■ Your goal
Copy out every line that contains the word "supra".

■ Exercise material
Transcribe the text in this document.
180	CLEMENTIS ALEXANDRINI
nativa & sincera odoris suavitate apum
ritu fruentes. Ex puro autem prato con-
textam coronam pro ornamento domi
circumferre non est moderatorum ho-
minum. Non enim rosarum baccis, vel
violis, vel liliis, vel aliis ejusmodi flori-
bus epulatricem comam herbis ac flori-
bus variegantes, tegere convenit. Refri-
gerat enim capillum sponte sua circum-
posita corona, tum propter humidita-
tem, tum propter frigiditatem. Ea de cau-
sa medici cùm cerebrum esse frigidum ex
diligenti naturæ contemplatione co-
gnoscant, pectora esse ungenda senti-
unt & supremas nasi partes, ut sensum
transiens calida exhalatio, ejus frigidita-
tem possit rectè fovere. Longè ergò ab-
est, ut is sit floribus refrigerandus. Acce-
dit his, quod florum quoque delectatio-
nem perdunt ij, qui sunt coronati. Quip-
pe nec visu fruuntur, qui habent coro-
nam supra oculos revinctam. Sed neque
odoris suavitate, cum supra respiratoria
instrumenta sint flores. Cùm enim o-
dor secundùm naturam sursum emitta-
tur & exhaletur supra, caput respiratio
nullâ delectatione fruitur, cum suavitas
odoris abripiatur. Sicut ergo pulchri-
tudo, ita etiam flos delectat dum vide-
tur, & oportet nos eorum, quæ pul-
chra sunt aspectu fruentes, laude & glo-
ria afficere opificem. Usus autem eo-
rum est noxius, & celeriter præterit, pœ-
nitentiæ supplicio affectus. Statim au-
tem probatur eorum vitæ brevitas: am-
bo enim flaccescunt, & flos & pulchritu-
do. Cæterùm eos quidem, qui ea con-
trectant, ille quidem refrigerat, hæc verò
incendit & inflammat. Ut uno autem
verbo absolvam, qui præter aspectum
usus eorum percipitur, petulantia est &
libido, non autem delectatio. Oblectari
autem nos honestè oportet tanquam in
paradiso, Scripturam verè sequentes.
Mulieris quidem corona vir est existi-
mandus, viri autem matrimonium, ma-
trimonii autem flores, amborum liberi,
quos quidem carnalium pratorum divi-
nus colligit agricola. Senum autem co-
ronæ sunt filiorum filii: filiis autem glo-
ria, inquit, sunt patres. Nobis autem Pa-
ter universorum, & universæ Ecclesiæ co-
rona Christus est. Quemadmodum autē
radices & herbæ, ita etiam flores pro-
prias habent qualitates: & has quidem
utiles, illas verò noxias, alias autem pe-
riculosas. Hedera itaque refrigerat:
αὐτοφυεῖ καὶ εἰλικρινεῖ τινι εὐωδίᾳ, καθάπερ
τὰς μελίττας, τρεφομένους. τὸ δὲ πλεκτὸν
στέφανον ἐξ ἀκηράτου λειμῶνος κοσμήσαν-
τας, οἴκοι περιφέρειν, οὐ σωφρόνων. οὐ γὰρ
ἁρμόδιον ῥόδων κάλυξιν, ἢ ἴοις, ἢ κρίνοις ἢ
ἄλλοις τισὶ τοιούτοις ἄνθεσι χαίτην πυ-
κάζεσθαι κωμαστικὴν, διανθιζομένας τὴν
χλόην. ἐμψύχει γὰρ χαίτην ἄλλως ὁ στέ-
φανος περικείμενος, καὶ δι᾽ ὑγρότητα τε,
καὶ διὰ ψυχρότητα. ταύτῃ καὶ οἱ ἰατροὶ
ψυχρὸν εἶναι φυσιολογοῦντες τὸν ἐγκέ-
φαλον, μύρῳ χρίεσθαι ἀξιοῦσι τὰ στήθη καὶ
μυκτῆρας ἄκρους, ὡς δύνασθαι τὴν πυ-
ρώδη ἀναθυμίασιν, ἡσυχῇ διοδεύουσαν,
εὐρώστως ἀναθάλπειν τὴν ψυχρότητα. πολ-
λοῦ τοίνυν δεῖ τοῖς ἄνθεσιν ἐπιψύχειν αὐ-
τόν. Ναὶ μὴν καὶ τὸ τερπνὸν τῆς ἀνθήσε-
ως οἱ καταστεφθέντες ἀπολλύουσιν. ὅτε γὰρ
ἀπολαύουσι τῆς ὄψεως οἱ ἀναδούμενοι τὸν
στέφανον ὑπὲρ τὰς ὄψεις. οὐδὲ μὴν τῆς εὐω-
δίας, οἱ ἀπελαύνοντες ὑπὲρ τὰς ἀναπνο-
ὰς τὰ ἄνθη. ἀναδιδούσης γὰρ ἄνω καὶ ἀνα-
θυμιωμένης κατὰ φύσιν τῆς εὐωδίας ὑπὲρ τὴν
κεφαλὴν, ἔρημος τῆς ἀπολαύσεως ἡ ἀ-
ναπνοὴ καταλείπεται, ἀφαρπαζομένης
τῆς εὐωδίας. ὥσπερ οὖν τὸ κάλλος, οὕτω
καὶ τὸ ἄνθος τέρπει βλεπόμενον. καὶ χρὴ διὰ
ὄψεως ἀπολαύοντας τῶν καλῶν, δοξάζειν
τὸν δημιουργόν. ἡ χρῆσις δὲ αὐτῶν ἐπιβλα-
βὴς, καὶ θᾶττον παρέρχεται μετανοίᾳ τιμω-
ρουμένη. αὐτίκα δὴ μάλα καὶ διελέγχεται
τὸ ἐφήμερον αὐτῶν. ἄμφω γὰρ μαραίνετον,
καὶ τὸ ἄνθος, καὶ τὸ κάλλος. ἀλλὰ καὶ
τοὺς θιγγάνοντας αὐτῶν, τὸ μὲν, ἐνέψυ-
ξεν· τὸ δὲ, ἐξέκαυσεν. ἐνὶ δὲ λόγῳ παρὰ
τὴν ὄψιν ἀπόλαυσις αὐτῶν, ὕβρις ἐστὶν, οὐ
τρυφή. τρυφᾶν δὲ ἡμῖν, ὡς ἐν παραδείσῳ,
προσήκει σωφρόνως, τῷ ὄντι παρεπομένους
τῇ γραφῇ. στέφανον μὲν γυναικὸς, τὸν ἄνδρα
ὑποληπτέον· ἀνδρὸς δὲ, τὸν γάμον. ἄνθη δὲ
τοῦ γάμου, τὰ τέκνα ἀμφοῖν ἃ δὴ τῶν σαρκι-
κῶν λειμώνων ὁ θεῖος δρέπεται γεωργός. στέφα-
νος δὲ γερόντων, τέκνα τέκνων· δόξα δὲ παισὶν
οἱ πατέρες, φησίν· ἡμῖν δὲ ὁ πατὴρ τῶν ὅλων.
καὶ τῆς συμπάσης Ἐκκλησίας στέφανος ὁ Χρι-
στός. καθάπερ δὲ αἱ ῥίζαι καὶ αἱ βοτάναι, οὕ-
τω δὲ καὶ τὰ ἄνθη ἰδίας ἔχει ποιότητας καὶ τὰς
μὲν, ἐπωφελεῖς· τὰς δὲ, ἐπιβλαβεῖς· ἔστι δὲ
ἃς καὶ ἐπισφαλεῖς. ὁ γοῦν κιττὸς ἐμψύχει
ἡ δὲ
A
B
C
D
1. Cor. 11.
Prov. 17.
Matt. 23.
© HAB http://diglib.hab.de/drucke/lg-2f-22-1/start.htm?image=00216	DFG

■ Correct result
nam supra oculos revinctam. Sed neque
odoris suavitate, cum supra respiratoria
tur & exhaletur supra, caput respiratio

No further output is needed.